:: DATA IN THIS EXERCISE

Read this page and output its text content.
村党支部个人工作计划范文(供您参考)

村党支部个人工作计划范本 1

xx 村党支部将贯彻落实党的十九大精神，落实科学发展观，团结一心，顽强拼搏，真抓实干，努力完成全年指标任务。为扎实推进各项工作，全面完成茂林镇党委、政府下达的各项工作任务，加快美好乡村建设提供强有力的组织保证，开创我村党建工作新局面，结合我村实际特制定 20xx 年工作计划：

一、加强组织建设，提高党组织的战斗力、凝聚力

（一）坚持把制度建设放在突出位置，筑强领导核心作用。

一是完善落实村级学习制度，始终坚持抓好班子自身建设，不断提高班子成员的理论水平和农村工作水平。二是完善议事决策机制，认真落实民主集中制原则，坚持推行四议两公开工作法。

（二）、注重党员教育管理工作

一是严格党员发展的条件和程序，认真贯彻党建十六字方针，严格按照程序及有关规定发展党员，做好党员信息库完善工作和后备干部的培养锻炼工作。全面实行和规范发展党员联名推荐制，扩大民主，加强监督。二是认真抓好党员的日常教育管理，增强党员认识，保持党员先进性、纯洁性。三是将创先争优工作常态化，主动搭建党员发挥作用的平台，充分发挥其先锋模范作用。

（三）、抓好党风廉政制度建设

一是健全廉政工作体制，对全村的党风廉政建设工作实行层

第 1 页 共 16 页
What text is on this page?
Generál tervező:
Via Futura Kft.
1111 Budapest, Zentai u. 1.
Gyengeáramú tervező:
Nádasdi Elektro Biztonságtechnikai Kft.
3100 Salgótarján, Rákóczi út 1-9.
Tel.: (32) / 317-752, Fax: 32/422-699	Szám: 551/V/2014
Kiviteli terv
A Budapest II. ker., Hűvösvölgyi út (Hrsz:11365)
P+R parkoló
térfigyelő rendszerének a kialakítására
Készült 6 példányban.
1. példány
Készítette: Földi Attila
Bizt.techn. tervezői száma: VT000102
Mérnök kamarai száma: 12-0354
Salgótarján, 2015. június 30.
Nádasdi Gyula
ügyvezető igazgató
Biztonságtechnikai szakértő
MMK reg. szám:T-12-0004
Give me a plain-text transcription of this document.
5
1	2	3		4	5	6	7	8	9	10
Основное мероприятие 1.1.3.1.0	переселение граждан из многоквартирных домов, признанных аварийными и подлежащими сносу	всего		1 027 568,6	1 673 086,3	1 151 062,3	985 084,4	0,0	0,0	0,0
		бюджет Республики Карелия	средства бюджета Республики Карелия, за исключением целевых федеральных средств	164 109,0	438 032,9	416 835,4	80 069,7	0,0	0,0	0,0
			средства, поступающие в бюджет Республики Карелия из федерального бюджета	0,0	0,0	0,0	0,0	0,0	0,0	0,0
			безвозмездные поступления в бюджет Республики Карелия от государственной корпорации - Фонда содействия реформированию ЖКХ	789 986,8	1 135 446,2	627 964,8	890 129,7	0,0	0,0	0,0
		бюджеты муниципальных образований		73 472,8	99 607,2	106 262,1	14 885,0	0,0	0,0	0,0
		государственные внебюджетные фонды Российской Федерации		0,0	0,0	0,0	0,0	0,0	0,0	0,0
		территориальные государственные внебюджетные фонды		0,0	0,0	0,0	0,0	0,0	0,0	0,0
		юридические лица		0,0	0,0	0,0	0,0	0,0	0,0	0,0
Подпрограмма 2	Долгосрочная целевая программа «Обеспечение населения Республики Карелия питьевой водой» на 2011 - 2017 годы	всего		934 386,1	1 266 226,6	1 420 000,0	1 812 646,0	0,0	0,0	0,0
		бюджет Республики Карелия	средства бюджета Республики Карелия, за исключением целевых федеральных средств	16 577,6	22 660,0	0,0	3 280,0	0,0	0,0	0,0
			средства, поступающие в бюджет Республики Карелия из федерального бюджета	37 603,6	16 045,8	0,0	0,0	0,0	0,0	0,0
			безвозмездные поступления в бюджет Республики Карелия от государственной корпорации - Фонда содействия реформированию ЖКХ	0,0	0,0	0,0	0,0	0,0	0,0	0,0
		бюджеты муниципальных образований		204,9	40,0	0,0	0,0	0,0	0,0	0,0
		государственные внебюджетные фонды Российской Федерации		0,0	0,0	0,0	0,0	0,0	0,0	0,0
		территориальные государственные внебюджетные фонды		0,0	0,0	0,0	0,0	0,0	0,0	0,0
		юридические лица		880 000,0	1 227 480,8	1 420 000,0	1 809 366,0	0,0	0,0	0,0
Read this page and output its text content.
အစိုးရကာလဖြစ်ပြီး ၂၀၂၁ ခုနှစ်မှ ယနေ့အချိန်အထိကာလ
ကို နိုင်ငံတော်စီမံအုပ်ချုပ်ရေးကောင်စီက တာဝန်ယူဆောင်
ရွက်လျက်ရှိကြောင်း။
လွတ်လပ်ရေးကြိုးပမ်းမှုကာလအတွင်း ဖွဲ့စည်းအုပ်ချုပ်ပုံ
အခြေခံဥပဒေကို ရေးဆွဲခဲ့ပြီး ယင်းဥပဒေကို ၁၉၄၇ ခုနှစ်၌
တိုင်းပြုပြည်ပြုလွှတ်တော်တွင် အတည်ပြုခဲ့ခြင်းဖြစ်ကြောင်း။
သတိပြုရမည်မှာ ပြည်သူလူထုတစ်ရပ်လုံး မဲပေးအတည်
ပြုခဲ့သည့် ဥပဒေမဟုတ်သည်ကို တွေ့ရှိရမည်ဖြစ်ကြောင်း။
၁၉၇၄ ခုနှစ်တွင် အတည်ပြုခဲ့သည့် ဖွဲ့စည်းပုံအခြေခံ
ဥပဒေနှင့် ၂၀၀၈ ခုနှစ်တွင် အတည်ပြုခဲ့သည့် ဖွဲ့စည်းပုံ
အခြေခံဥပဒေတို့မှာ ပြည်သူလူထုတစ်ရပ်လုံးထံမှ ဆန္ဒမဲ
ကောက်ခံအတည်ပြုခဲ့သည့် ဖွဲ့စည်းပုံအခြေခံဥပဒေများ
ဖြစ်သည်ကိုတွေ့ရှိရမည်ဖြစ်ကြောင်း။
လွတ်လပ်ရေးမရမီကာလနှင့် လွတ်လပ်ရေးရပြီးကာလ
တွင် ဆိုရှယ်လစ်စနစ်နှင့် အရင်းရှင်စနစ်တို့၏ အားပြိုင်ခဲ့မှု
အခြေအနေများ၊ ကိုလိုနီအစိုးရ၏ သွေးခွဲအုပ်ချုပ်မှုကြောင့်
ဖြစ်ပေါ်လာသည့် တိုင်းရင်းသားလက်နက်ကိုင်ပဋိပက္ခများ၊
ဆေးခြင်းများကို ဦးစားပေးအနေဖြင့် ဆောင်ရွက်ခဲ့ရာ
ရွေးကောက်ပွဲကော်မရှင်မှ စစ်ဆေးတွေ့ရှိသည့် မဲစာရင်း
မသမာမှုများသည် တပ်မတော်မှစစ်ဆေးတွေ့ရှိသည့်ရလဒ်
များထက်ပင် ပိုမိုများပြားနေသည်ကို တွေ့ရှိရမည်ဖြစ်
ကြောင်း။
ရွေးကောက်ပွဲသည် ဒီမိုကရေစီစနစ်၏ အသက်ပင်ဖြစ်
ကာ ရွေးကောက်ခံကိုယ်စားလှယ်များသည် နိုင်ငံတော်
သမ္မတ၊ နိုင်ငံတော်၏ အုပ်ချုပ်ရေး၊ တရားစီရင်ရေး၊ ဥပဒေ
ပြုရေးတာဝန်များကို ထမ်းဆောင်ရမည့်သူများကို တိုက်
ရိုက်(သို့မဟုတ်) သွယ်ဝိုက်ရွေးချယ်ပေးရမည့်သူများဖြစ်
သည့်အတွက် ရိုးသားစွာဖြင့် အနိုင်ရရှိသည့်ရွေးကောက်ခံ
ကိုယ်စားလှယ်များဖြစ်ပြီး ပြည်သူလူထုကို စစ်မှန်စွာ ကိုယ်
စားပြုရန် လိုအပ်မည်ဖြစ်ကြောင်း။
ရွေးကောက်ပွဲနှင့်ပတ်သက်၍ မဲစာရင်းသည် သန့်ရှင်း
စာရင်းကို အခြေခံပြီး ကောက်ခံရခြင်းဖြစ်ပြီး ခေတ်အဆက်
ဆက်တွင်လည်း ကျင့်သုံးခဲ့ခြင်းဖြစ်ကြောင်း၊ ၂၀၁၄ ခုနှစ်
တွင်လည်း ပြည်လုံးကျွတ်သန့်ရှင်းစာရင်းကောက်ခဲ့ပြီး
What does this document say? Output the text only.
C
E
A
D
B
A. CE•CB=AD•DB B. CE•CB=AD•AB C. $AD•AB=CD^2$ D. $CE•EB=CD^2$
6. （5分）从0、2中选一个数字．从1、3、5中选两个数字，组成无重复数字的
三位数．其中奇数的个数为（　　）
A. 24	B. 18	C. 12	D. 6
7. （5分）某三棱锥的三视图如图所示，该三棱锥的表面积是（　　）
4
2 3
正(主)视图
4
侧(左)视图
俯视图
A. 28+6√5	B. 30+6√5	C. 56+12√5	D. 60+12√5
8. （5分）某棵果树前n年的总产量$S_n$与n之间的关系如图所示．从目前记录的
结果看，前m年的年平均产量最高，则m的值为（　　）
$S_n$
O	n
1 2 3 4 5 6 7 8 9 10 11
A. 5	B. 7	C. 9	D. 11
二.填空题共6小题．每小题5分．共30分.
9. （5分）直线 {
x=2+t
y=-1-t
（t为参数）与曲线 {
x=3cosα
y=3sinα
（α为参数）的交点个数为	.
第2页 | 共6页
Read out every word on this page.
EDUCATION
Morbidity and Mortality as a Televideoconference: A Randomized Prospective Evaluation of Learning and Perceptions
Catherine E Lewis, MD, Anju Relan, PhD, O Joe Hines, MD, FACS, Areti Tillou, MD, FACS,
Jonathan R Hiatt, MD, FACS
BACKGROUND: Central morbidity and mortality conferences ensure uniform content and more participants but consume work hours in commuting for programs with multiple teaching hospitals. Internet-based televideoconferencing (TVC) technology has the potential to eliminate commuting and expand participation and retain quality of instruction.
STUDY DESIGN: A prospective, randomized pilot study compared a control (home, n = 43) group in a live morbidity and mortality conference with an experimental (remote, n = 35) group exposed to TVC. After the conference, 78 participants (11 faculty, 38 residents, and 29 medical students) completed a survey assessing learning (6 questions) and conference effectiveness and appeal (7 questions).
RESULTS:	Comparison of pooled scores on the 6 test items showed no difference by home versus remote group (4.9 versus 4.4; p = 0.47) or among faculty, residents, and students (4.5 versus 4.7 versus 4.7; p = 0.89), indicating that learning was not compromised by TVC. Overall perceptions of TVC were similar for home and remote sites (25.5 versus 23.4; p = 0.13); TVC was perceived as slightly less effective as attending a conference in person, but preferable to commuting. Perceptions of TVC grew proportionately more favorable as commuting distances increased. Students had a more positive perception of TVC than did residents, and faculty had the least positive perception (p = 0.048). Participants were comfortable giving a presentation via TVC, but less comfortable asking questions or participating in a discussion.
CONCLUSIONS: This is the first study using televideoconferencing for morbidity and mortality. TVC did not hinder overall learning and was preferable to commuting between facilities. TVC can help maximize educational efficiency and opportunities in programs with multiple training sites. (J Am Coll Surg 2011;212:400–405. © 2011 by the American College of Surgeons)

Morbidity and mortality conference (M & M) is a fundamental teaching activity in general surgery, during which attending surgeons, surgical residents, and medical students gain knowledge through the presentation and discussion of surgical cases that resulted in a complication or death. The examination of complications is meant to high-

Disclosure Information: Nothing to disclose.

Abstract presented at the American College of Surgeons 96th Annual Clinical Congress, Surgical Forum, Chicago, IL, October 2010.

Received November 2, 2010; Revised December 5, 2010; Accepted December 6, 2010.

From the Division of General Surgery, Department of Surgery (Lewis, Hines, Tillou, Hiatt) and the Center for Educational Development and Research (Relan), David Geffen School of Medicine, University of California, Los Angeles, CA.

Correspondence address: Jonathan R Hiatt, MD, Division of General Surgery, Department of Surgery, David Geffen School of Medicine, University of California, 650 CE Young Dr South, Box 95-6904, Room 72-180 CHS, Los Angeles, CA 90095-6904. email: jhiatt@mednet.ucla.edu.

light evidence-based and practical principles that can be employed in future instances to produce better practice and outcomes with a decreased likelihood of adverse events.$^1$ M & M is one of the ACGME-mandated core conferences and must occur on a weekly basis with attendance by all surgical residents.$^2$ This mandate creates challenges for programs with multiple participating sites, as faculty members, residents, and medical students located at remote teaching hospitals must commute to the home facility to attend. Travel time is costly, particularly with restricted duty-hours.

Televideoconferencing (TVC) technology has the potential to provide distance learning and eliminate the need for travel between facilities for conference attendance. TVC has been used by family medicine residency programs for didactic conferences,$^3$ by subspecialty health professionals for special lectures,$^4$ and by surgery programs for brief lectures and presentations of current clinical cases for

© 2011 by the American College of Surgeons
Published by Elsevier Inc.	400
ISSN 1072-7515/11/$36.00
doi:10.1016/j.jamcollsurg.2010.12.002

::::

CHALLENGE:
Count every line of the material above that holds the string "Nádasdi", then state only the total.

RESULT OF THIS TASK:
2